--- Start Dataset extract ---

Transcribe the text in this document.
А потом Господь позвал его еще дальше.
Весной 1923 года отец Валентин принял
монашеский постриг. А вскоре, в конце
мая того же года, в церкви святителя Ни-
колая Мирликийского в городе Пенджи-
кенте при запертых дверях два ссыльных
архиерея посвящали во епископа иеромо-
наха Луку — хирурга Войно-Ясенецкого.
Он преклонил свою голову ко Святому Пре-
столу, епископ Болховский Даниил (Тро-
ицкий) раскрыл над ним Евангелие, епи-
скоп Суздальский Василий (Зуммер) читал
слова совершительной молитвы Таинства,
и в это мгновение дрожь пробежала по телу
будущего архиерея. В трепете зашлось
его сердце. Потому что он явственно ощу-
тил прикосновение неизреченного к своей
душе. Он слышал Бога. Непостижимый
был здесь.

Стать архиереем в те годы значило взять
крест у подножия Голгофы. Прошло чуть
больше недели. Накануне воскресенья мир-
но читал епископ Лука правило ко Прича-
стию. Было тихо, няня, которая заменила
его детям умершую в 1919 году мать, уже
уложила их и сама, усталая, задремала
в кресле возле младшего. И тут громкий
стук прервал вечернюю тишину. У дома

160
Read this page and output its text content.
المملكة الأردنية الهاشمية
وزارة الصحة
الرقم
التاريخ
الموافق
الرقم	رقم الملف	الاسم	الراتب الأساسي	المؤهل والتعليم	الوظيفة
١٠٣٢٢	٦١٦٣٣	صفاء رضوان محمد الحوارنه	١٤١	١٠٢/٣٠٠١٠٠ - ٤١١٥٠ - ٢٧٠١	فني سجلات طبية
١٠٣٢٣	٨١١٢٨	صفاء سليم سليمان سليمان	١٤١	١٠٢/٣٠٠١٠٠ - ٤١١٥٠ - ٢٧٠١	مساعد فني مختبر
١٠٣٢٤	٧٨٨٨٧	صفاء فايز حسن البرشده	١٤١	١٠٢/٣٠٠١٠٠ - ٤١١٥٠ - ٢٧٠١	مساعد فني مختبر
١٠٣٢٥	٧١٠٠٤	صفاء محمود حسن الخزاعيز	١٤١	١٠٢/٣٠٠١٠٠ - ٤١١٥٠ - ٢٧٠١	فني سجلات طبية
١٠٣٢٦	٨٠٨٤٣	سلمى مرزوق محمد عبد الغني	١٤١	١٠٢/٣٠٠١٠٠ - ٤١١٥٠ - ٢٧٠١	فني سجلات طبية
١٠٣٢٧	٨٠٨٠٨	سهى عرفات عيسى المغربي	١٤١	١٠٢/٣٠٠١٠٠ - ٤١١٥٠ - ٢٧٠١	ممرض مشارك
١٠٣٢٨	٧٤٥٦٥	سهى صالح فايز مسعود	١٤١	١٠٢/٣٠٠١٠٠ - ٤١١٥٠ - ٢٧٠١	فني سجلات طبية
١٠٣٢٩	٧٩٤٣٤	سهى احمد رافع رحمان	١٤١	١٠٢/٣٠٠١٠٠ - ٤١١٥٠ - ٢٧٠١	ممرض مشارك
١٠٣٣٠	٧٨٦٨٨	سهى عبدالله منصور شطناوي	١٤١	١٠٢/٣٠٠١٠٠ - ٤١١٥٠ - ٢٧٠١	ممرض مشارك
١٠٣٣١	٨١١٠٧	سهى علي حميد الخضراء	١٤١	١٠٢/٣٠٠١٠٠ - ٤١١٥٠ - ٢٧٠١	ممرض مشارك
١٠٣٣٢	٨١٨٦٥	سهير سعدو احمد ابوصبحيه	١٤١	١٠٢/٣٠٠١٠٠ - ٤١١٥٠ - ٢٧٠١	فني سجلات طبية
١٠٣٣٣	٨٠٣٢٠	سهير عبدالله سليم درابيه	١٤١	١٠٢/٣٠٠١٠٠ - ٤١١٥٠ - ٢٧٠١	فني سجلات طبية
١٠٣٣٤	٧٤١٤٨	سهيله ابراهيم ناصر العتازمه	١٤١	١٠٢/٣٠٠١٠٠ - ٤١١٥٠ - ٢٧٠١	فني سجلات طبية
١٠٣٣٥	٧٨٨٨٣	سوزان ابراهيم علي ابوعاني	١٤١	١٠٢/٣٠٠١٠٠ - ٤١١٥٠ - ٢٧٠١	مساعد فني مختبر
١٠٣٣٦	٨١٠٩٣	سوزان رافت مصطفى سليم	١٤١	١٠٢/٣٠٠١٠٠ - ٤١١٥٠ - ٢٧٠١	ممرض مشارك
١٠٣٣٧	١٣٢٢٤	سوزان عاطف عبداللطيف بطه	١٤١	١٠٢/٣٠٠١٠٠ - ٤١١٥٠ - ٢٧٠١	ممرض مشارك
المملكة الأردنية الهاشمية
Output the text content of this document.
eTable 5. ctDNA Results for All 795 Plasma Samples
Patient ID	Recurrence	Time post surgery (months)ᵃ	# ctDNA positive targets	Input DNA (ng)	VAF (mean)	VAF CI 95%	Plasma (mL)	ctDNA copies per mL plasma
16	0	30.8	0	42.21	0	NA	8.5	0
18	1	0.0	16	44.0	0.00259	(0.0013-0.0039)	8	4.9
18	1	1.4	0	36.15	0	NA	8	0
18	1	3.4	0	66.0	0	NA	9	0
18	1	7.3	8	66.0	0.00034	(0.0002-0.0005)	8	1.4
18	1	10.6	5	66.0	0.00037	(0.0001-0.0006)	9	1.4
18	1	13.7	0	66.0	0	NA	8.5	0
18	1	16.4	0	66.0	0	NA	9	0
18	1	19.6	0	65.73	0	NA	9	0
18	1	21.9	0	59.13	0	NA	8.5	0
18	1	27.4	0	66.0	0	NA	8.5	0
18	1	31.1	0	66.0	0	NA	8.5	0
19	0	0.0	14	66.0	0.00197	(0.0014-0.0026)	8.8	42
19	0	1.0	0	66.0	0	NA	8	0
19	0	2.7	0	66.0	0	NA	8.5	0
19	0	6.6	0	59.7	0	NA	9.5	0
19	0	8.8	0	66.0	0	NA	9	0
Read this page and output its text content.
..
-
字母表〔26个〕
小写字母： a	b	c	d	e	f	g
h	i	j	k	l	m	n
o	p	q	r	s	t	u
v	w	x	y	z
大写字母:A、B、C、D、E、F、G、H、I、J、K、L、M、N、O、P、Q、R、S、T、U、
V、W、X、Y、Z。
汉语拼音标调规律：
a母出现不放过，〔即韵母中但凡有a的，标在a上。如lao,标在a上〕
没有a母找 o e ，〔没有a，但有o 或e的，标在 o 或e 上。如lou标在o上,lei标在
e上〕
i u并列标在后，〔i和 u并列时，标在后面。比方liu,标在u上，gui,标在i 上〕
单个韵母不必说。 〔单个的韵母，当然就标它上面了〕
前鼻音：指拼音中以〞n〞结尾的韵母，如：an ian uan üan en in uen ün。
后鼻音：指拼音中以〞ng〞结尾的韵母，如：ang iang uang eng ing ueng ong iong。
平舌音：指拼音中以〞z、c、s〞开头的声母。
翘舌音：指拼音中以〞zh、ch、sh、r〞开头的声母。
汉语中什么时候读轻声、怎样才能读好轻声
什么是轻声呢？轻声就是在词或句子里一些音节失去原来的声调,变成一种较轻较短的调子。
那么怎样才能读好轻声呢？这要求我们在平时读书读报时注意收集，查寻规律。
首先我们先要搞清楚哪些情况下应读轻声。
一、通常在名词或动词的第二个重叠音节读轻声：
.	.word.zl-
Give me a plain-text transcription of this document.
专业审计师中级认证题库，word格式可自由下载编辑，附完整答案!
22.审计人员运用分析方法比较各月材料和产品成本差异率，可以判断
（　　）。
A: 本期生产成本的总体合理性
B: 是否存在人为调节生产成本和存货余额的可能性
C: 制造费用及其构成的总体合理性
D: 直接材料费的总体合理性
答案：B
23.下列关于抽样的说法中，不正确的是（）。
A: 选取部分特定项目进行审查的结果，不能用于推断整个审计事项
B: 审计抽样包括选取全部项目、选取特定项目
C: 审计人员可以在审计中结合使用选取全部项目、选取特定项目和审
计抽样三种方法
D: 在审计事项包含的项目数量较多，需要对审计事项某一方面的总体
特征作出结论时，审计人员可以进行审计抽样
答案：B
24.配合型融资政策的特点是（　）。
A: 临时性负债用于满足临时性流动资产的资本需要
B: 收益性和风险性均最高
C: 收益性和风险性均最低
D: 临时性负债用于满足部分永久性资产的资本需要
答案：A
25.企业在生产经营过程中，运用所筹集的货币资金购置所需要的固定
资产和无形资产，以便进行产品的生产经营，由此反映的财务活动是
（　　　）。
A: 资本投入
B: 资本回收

--- End Dataset extract ---

» What you need to do
Show every line that contains the word "结尾的韵母".

» Exercise answer
前鼻音：指拼音中以〞n〞结尾的韵母，如：an ian uan üan en in uen ün。
后鼻音：指拼音中以〞ng〞结尾的韵母，如：ang iang uang eng ing ueng ong iong。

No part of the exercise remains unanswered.